WHAT YOU NEED TO DO
Set down every entry word for word. Omit the pictures.

RECORDS FOR THIS TASK
##############################
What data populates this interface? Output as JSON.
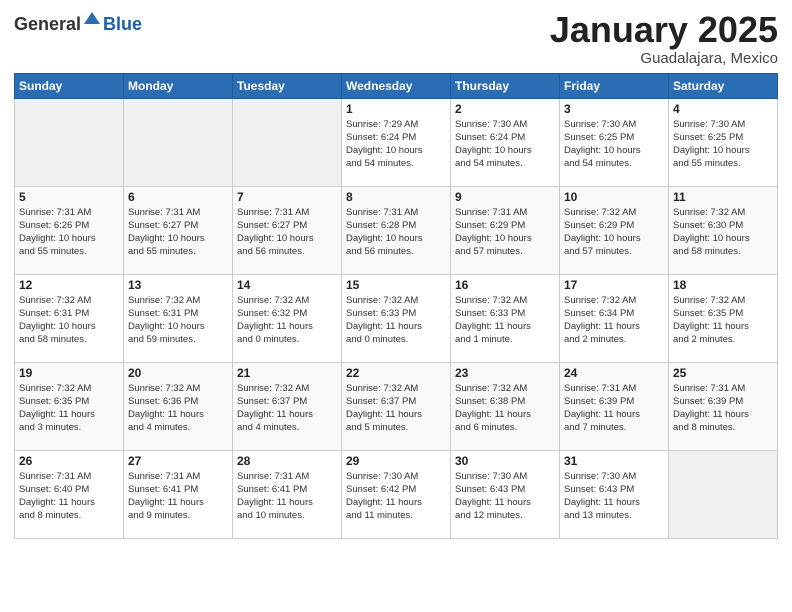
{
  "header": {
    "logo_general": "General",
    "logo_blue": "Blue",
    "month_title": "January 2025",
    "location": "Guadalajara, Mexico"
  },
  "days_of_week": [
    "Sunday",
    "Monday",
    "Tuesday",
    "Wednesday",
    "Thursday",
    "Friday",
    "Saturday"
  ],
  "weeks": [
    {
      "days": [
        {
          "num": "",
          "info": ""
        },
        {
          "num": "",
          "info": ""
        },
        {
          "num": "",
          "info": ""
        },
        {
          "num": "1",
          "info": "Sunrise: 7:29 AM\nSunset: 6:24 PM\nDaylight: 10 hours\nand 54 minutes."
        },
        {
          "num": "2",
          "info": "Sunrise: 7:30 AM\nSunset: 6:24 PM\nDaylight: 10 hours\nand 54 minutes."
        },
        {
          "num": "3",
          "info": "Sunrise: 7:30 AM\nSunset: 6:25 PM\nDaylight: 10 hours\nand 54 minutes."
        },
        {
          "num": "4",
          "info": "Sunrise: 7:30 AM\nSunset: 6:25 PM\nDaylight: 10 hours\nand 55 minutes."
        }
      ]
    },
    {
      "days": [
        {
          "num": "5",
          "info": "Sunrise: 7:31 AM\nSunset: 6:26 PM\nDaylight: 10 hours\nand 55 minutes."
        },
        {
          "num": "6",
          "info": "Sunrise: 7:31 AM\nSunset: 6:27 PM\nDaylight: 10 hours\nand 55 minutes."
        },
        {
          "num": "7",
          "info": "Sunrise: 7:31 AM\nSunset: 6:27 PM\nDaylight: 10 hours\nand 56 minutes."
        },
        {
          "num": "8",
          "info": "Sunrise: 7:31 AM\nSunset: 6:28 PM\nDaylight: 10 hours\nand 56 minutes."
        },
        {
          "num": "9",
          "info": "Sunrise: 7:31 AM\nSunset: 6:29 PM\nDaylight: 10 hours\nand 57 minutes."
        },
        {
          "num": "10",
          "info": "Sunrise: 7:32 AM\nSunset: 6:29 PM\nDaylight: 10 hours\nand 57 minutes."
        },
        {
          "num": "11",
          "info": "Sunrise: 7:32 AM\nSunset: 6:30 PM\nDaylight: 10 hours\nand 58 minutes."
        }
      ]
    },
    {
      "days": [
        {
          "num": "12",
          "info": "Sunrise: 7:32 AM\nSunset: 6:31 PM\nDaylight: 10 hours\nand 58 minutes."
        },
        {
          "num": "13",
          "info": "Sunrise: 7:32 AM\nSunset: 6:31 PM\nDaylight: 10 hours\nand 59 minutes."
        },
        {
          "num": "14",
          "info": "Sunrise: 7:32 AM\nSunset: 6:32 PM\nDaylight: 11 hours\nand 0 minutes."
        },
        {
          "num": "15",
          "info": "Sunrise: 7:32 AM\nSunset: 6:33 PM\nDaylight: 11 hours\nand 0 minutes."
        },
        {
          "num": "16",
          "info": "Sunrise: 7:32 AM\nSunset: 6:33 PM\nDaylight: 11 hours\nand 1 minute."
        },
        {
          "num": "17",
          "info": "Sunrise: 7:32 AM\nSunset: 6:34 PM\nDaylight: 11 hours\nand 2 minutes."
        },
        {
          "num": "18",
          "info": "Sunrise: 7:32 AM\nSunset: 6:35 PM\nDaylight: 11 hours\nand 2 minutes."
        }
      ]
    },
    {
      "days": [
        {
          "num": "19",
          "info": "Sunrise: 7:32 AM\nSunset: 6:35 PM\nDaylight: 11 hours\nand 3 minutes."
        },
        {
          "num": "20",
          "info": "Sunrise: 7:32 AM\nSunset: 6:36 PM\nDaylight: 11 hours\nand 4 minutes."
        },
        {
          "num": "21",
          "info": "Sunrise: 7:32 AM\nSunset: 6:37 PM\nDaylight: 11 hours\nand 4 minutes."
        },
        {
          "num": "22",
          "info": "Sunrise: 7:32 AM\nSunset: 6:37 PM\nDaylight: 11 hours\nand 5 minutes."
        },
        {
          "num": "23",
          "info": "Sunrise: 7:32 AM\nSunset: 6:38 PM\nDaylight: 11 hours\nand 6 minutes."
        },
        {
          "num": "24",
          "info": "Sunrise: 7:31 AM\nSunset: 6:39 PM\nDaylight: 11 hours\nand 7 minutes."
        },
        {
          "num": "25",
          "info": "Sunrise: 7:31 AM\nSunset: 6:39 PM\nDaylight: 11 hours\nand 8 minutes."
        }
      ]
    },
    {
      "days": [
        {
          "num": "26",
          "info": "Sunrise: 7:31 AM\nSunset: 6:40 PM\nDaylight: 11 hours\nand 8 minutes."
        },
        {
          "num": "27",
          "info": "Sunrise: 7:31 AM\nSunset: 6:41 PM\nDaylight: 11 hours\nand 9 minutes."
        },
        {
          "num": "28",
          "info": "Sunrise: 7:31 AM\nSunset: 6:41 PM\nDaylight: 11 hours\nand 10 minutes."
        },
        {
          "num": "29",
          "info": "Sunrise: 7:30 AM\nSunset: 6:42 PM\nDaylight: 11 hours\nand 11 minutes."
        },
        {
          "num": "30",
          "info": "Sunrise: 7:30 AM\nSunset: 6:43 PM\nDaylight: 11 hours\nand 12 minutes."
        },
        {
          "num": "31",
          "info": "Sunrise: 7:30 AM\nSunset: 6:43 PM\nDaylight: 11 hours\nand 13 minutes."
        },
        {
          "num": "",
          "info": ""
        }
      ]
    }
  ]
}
##############################
CORRECT OUTPUT
What data populates this interface? Output as JSON.
{
  "header": {
    "logo_general": "General",
    "logo_blue": "Blue",
    "month_title": "January 2025",
    "location": "Guadalajara, Mexico"
  },
  "days_of_week": [
    "Sunday",
    "Monday",
    "Tuesday",
    "Wednesday",
    "Thursday",
    "Friday",
    "Saturday"
  ],
  "weeks": [
    {
      "days": [
        {
          "num": "",
          "info": ""
        },
        {
          "num": "",
          "info": ""
        },
        {
          "num": "",
          "info": ""
        },
        {
          "num": "1",
          "info": "Sunrise: 7:29 AM\nSunset: 6:24 PM\nDaylight: 10 hours\nand 54 minutes."
        },
        {
          "num": "2",
          "info": "Sunrise: 7:30 AM\nSunset: 6:24 PM\nDaylight: 10 hours\nand 54 minutes."
        },
        {
          "num": "3",
          "info": "Sunrise: 7:30 AM\nSunset: 6:25 PM\nDaylight: 10 hours\nand 54 minutes."
        },
        {
          "num": "4",
          "info": "Sunrise: 7:30 AM\nSunset: 6:25 PM\nDaylight: 10 hours\nand 55 minutes."
        }
      ]
    },
    {
      "days": [
        {
          "num": "5",
          "info": "Sunrise: 7:31 AM\nSunset: 6:26 PM\nDaylight: 10 hours\nand 55 minutes."
        },
        {
          "num": "6",
          "info": "Sunrise: 7:31 AM\nSunset: 6:27 PM\nDaylight: 10 hours\nand 55 minutes."
        },
        {
          "num": "7",
          "info": "Sunrise: 7:31 AM\nSunset: 6:27 PM\nDaylight: 10 hours\nand 56 minutes."
        },
        {
          "num": "8",
          "info": "Sunrise: 7:31 AM\nSunset: 6:28 PM\nDaylight: 10 hours\nand 56 minutes."
        },
        {
          "num": "9",
          "info": "Sunrise: 7:31 AM\nSunset: 6:29 PM\nDaylight: 10 hours\nand 57 minutes."
        },
        {
          "num": "10",
          "info": "Sunrise: 7:32 AM\nSunset: 6:29 PM\nDaylight: 10 hours\nand 57 minutes."
        },
        {
          "num": "11",
          "info": "Sunrise: 7:32 AM\nSunset: 6:30 PM\nDaylight: 10 hours\nand 58 minutes."
        }
      ]
    },
    {
      "days": [
        {
          "num": "12",
          "info": "Sunrise: 7:32 AM\nSunset: 6:31 PM\nDaylight: 10 hours\nand 58 minutes."
        },
        {
          "num": "13",
          "info": "Sunrise: 7:32 AM\nSunset: 6:31 PM\nDaylight: 10 hours\nand 59 minutes."
        },
        {
          "num": "14",
          "info": "Sunrise: 7:32 AM\nSunset: 6:32 PM\nDaylight: 11 hours\nand 0 minutes."
        },
        {
          "num": "15",
          "info": "Sunrise: 7:32 AM\nSunset: 6:33 PM\nDaylight: 11 hours\nand 0 minutes."
        },
        {
          "num": "16",
          "info": "Sunrise: 7:32 AM\nSunset: 6:33 PM\nDaylight: 11 hours\nand 1 minute."
        },
        {
          "num": "17",
          "info": "Sunrise: 7:32 AM\nSunset: 6:34 PM\nDaylight: 11 hours\nand 2 minutes."
        },
        {
          "num": "18",
          "info": "Sunrise: 7:32 AM\nSunset: 6:35 PM\nDaylight: 11 hours\nand 2 minutes."
        }
      ]
    },
    {
      "days": [
        {
          "num": "19",
          "info": "Sunrise: 7:32 AM\nSunset: 6:35 PM\nDaylight: 11 hours\nand 3 minutes."
        },
        {
          "num": "20",
          "info": "Sunrise: 7:32 AM\nSunset: 6:36 PM\nDaylight: 11 hours\nand 4 minutes."
        },
        {
          "num": "21",
          "info": "Sunrise: 7:32 AM\nSunset: 6:37 PM\nDaylight: 11 hours\nand 4 minutes."
        },
        {
          "num": "22",
          "info": "Sunrise: 7:32 AM\nSunset: 6:37 PM\nDaylight: 11 hours\nand 5 minutes."
        },
        {
          "num": "23",
          "info": "Sunrise: 7:32 AM\nSunset: 6:38 PM\nDaylight: 11 hours\nand 6 minutes."
        },
        {
          "num": "24",
          "info": "Sunrise: 7:31 AM\nSunset: 6:39 PM\nDaylight: 11 hours\nand 7 minutes."
        },
        {
          "num": "25",
          "info": "Sunrise: 7:31 AM\nSunset: 6:39 PM\nDaylight: 11 hours\nand 8 minutes."
        }
      ]
    },
    {
      "days": [
        {
          "num": "26",
          "info": "Sunrise: 7:31 AM\nSunset: 6:40 PM\nDaylight: 11 hours\nand 8 minutes."
        },
        {
          "num": "27",
          "info": "Sunrise: 7:31 AM\nSunset: 6:41 PM\nDaylight: 11 hours\nand 9 minutes."
        },
        {
          "num": "28",
          "info": "Sunrise: 7:31 AM\nSunset: 6:41 PM\nDaylight: 11 hours\nand 10 minutes."
        },
        {
          "num": "29",
          "info": "Sunrise: 7:30 AM\nSunset: 6:42 PM\nDaylight: 11 hours\nand 11 minutes."
        },
        {
          "num": "30",
          "info": "Sunrise: 7:30 AM\nSunset: 6:43 PM\nDaylight: 11 hours\nand 12 minutes."
        },
        {
          "num": "31",
          "info": "Sunrise: 7:30 AM\nSunset: 6:43 PM\nDaylight: 11 hours\nand 13 minutes."
        },
        {
          "num": "",
          "info": ""
        }
      ]
    }
  ]
}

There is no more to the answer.